AIM OF THE TASK: Report every line below that holds the word "bruge".

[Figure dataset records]
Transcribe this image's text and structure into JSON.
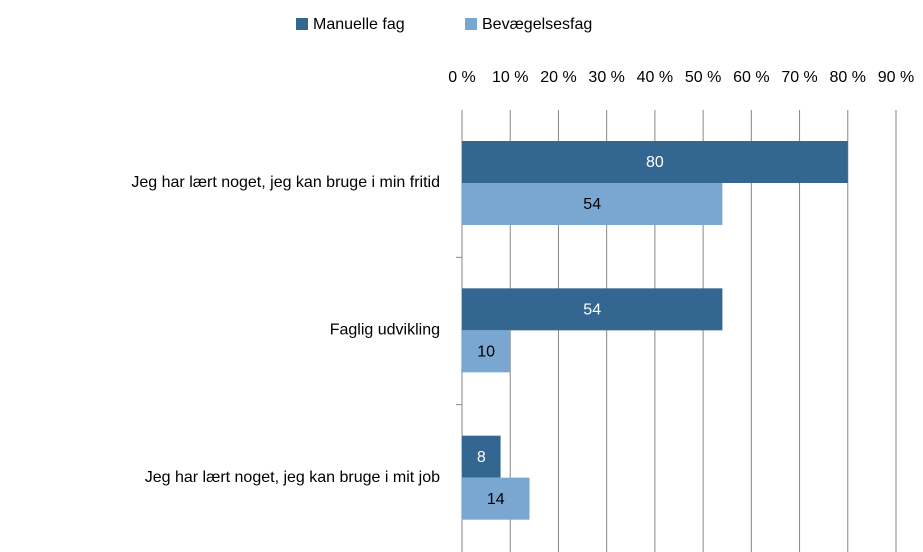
{
  "chart_data": {
    "type": "hbar",
    "categories": [
      "Jeg har lært noget, jeg kan bruge i min fritid",
      "Faglig udvikling",
      "Jeg har lært noget, jeg kan bruge i mit job"
    ],
    "series": [
      {
        "name": "Manuelle fag",
        "color": "#336690",
        "values": [
          80,
          54,
          8
        ]
      },
      {
        "name": "Bevægelsesfag",
        "color": "#7aa6d2",
        "values": [
          54,
          10,
          14
        ]
      }
    ],
    "xlim": [
      0,
      90
    ],
    "xticks": [
      {
        "value": 0,
        "label": "0 %"
      },
      {
        "value": 10,
        "label": "10 %"
      },
      {
        "value": 20,
        "label": "20 %"
      },
      {
        "value": 30,
        "label": "30 %"
      },
      {
        "value": 40,
        "label": "40 %"
      },
      {
        "value": 50,
        "label": "50 %"
      },
      {
        "value": 60,
        "label": "60 %"
      },
      {
        "value": 70,
        "label": "70 %"
      },
      {
        "value": 80,
        "label": "80 %"
      },
      {
        "value": 90,
        "label": "90 %"
      }
    ],
    "grid": true,
    "legend": "top"
  }
}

WRITTEN SOLUTION:
      "Jeg har lært noget, jeg kan bruge i min fritid",
      "Jeg har lært noget, jeg kan bruge i mit job"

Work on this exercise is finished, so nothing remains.